TASK INPUT -
====
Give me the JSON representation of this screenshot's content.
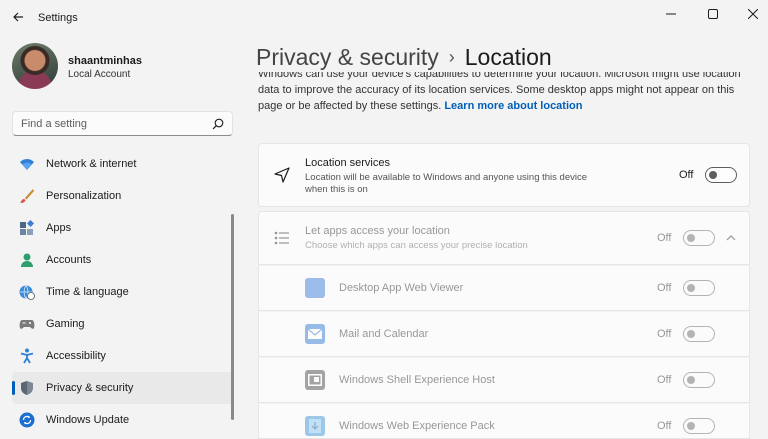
{
  "window": {
    "title": "Settings"
  },
  "profile": {
    "name": "shaantminhas",
    "account_type": "Local Account"
  },
  "search": {
    "placeholder": "Find a setting"
  },
  "sidebar": {
    "items": [
      {
        "label": "Network & internet",
        "icon": "wifi-icon",
        "active": false
      },
      {
        "label": "Personalization",
        "icon": "brush-icon",
        "active": false
      },
      {
        "label": "Apps",
        "icon": "apps-icon",
        "active": false
      },
      {
        "label": "Accounts",
        "icon": "person-icon",
        "active": false
      },
      {
        "label": "Time & language",
        "icon": "globe-clock-icon",
        "active": false
      },
      {
        "label": "Gaming",
        "icon": "gamepad-icon",
        "active": false
      },
      {
        "label": "Accessibility",
        "icon": "accessibility-icon",
        "active": false
      },
      {
        "label": "Privacy & security",
        "icon": "shield-icon",
        "active": true
      },
      {
        "label": "Windows Update",
        "icon": "update-icon",
        "active": false
      }
    ]
  },
  "main": {
    "breadcrumb_parent": "Privacy & security",
    "breadcrumb_separator": "›",
    "breadcrumb_current": "Location",
    "description_top": "Windows can use your device's capabilities to determine your location. Microsoft might use location",
    "description_mid": "data to improve the accuracy of its location services. Some desktop apps might not appear on this",
    "description_end": "page or be affected by these settings.",
    "learn_more": "Learn more about location",
    "location_services": {
      "title": "Location services",
      "subtitle": "Location will be available to Windows and anyone using this device when this is on",
      "state": "Off"
    },
    "apps_access": {
      "title": "Let apps access your location",
      "subtitle": "Choose which apps can access your precise location",
      "state": "Off"
    },
    "apps": [
      {
        "name": "Desktop App Web Viewer",
        "state": "Off",
        "icon": "web-viewer-icon",
        "color": "#2b72d6"
      },
      {
        "name": "Mail and Calendar",
        "state": "Off",
        "icon": "mail-icon",
        "color": "#1e6fd0"
      },
      {
        "name": "Windows Shell Experience Host",
        "state": "Off",
        "icon": "shell-host-icon",
        "color": "#3a3a3a"
      },
      {
        "name": "Windows Web Experience Pack",
        "state": "Off",
        "icon": "web-pack-icon",
        "color": "#2a8ad4"
      }
    ]
  },
  "colors": {
    "accent": "#005fb8",
    "background": "#f3f3f3",
    "card": "#fbfbfb"
  }
}
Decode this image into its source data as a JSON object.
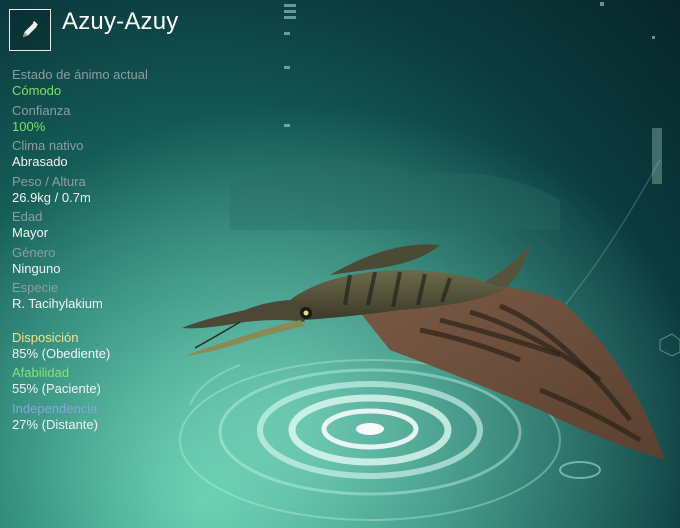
{
  "creature": {
    "name": "Azuy-Azuy"
  },
  "edit_icon": "pencil-icon",
  "stats": [
    {
      "label": "Estado de ánimo actual",
      "value": "Cómodo",
      "highlight": true
    },
    {
      "label": "Confianza",
      "value": "100%",
      "highlight": true
    },
    {
      "label": "Clima nativo",
      "value": "Abrasado",
      "highlight": false
    },
    {
      "label": "Peso / Altura",
      "value": "26.9kg / 0.7m",
      "highlight": false
    },
    {
      "label": "Edad",
      "value": "Mayor",
      "highlight": false
    },
    {
      "label": "Género",
      "value": "Ninguno",
      "highlight": false
    },
    {
      "label": "Especie",
      "value": "R. Tacihylakium",
      "highlight": false
    }
  ],
  "traits": [
    {
      "label": "Disposición",
      "value": "85% (Obediente)",
      "color": "#f2e38a"
    },
    {
      "label": "Afabilidad",
      "value": "55% (Paciente)",
      "color": "#8be079"
    },
    {
      "label": "Independencia",
      "value": "27% (Distante)",
      "color": "#8aa4e0"
    }
  ],
  "colors": {
    "accent_green": "#7de267",
    "label_gray": "#8e9e9e",
    "background_teal": "#155e58"
  }
}
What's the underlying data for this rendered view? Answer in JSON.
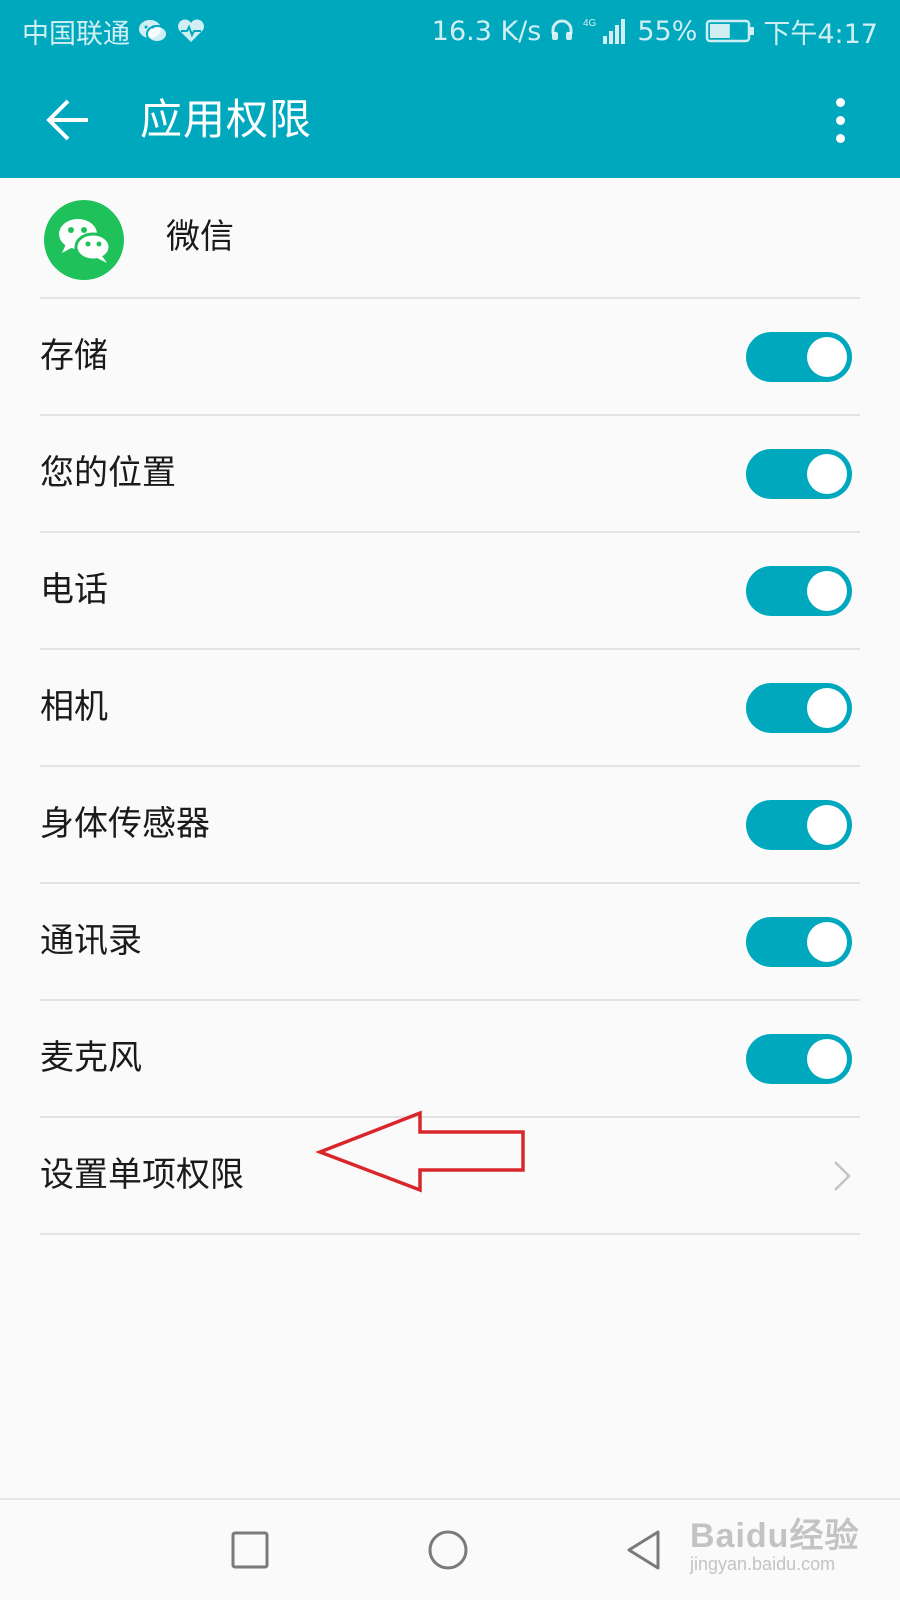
{
  "status_bar": {
    "carrier": "中国联通",
    "network_speed": "16.3 K/s",
    "network_type": "4G",
    "battery_percent": "55%",
    "battery_level": 0.55,
    "time": "下午4:17",
    "icons": [
      "wechat-icon",
      "health-icon",
      "headset-icon",
      "signal-icon",
      "battery-icon"
    ]
  },
  "app_bar": {
    "title": "应用权限",
    "back_icon": "arrow-left-icon",
    "more_icon": "more-vert-icon"
  },
  "app": {
    "name": "微信",
    "icon": "wechat-icon",
    "icon_color": "#1fc15b"
  },
  "permissions": [
    {
      "label": "存储",
      "enabled": true
    },
    {
      "label": "您的位置",
      "enabled": true
    },
    {
      "label": "电话",
      "enabled": true
    },
    {
      "label": "相机",
      "enabled": true
    },
    {
      "label": "身体传感器",
      "enabled": true
    },
    {
      "label": "通讯录",
      "enabled": true
    },
    {
      "label": "麦克风",
      "enabled": true
    }
  ],
  "single_permission": {
    "label": "设置单项权限",
    "icon": "chevron-right-icon"
  },
  "annotation": {
    "icon": "arrow-left-outline-icon",
    "color": "#d9262b"
  },
  "nav_bar": {
    "icons": [
      "recent-apps-icon",
      "home-icon",
      "back-triangle-icon"
    ]
  },
  "watermark": {
    "logo": "Baidu经验",
    "url": "jingyan.baidu.com"
  },
  "colors": {
    "accent": "#00a8be",
    "toggle_on": "#00a8be",
    "background": "#fafafa",
    "divider": "#e3e3e3"
  }
}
====
EXERCISE INSTRUCTIONS - Reproduce nothing but the lines that run from the line containing "What's the underlying" through the last line of the records, inclusive. Omit the pictures.

ANSWER TO THE TASK -
What's the underlying data for this rendered view? Answer in JSON.
{
  "status_bar": {
    "carrier": "中国联通",
    "network_speed": "16.3 K/s",
    "network_type": "4G",
    "battery_percent": "55%",
    "battery_level": 0.55,
    "time": "下午4:17",
    "icons": [
      "wechat-icon",
      "health-icon",
      "headset-icon",
      "signal-icon",
      "battery-icon"
    ]
  },
  "app_bar": {
    "title": "应用权限",
    "back_icon": "arrow-left-icon",
    "more_icon": "more-vert-icon"
  },
  "app": {
    "name": "微信",
    "icon": "wechat-icon",
    "icon_color": "#1fc15b"
  },
  "permissions": [
    {
      "label": "存储",
      "enabled": true
    },
    {
      "label": "您的位置",
      "enabled": true
    },
    {
      "label": "电话",
      "enabled": true
    },
    {
      "label": "相机",
      "enabled": true
    },
    {
      "label": "身体传感器",
      "enabled": true
    },
    {
      "label": "通讯录",
      "enabled": true
    },
    {
      "label": "麦克风",
      "enabled": true
    }
  ],
  "single_permission": {
    "label": "设置单项权限",
    "icon": "chevron-right-icon"
  },
  "annotation": {
    "icon": "arrow-left-outline-icon",
    "color": "#d9262b"
  },
  "nav_bar": {
    "icons": [
      "recent-apps-icon",
      "home-icon",
      "back-triangle-icon"
    ]
  },
  "watermark": {
    "logo": "Baidu经验",
    "url": "jingyan.baidu.com"
  },
  "colors": {
    "accent": "#00a8be",
    "toggle_on": "#00a8be",
    "background": "#fafafa",
    "divider": "#e3e3e3"
  }
}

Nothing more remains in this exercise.